* BEGIN Provided records *
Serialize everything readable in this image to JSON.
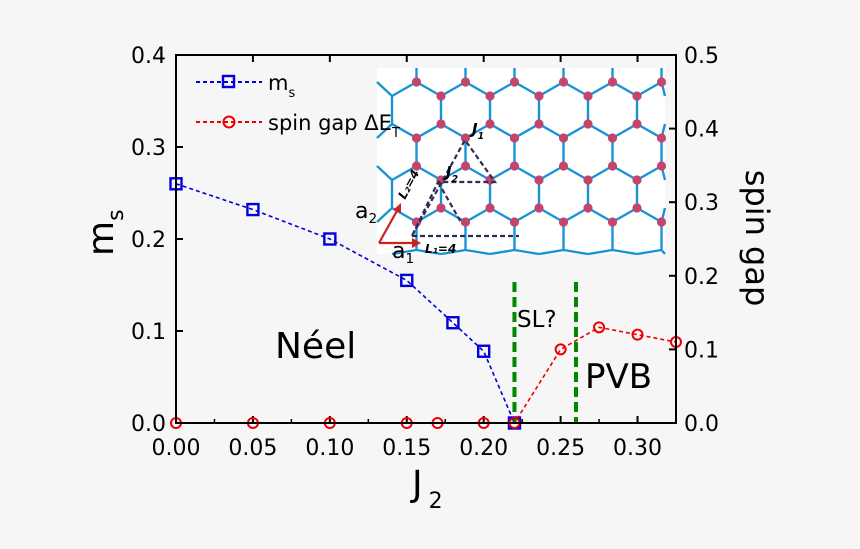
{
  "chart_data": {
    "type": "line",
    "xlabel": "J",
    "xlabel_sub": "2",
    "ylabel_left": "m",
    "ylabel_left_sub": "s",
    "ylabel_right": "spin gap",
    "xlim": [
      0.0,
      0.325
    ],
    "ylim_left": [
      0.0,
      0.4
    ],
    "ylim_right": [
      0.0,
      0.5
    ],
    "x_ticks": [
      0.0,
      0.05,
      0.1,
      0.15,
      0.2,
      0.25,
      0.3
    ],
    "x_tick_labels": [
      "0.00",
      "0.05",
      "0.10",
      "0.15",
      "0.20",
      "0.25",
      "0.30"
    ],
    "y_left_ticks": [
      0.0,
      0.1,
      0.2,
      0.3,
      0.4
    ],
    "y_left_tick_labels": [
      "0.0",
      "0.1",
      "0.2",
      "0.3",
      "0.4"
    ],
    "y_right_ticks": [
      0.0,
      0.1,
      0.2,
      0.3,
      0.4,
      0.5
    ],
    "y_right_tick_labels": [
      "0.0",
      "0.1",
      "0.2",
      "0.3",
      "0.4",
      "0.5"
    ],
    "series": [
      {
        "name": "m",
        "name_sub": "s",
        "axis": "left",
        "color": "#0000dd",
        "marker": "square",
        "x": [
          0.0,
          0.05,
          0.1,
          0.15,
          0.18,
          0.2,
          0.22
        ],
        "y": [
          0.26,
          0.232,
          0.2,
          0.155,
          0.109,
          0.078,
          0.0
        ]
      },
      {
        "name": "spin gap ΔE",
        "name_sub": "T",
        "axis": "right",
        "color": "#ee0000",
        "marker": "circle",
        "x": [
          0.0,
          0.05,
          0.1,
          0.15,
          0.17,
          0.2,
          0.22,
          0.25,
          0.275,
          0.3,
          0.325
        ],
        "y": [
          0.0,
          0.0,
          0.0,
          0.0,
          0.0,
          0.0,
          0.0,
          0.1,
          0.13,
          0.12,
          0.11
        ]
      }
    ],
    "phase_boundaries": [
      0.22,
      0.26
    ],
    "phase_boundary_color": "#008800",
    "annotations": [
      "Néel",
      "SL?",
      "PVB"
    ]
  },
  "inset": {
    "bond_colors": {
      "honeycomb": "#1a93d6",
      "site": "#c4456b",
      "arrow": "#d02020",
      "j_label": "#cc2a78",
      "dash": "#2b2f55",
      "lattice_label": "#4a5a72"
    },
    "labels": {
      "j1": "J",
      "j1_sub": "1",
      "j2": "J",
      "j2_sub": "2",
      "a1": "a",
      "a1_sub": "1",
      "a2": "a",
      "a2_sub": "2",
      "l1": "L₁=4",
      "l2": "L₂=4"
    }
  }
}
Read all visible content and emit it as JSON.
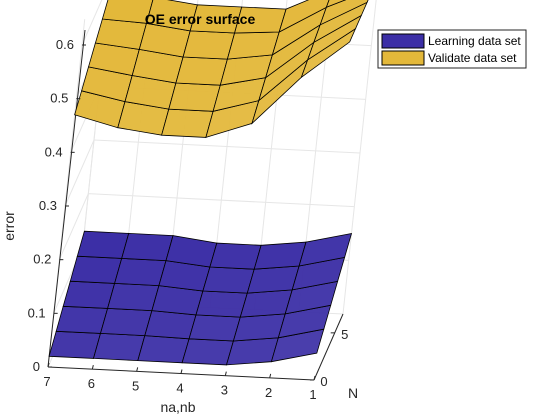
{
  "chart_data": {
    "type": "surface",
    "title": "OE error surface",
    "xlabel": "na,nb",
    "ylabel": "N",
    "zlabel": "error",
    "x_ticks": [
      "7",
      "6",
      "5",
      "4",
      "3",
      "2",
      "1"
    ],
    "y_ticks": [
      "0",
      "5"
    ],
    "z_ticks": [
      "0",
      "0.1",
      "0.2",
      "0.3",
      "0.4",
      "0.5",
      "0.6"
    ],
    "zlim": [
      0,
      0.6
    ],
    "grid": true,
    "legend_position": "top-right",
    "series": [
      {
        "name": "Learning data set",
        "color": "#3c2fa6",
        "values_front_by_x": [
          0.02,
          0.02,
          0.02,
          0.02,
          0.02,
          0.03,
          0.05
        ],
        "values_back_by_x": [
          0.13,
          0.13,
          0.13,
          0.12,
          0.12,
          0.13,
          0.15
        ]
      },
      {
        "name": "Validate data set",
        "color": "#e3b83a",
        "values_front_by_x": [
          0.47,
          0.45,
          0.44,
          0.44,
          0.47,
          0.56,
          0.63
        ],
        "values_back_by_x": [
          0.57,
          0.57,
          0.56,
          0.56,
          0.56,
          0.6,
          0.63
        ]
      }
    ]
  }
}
* END Provided records *
• What to do
Which lines in the data above contain "JSON"? Show each one.

• The completed task
Serialize everything readable in this image to JSON.
Read all visible content and emit it as JSON.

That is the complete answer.